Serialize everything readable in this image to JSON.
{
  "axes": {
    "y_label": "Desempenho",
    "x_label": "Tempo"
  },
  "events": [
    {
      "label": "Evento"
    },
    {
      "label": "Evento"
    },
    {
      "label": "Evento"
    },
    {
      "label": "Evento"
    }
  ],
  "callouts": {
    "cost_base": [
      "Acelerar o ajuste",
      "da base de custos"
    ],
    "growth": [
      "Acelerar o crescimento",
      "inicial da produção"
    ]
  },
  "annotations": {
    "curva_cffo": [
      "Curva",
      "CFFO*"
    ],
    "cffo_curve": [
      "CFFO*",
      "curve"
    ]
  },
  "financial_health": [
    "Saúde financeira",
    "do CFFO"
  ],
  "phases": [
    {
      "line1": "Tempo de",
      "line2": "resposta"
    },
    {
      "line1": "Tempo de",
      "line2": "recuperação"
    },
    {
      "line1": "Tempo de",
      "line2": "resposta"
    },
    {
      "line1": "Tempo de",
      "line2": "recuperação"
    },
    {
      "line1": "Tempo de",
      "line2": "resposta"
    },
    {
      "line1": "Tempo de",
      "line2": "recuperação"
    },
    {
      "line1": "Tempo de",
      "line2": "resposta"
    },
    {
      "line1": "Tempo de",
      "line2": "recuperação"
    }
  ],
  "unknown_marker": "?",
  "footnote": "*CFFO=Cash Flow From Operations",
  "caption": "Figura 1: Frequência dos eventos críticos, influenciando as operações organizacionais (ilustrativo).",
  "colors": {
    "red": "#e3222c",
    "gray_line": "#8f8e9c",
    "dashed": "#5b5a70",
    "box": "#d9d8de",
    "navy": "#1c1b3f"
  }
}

> _Requirement_
Every entry in the listing must be retyped exactly.

> _Full answer_
Serialize everything readable in this image to JSON.
{
  "axes": {
    "y_label": "Desempenho",
    "x_label": "Tempo"
  },
  "events": [
    {
      "label": "Evento"
    },
    {
      "label": "Evento"
    },
    {
      "label": "Evento"
    },
    {
      "label": "Evento"
    }
  ],
  "callouts": {
    "cost_base": [
      "Acelerar o ajuste",
      "da base de custos"
    ],
    "growth": [
      "Acelerar o crescimento",
      "inicial da produção"
    ]
  },
  "annotations": {
    "curva_cffo": [
      "Curva",
      "CFFO*"
    ],
    "cffo_curve": [
      "CFFO*",
      "curve"
    ]
  },
  "financial_health": [
    "Saúde financeira",
    "do CFFO"
  ],
  "phases": [
    {
      "line1": "Tempo de",
      "line2": "resposta"
    },
    {
      "line1": "Tempo de",
      "line2": "recuperação"
    },
    {
      "line1": "Tempo de",
      "line2": "resposta"
    },
    {
      "line1": "Tempo de",
      "line2": "recuperação"
    },
    {
      "line1": "Tempo de",
      "line2": "resposta"
    },
    {
      "line1": "Tempo de",
      "line2": "recuperação"
    },
    {
      "line1": "Tempo de",
      "line2": "resposta"
    },
    {
      "line1": "Tempo de",
      "line2": "recuperação"
    }
  ],
  "unknown_marker": "?",
  "footnote": "*CFFO=Cash Flow From Operations",
  "caption": "Figura 1: Frequência dos eventos críticos, influenciando as operações organizacionais (ilustrativo).",
  "colors": {
    "red": "#e3222c",
    "gray_line": "#8f8e9c",
    "dashed": "#5b5a70",
    "box": "#d9d8de",
    "navy": "#1c1b3f"
  }
}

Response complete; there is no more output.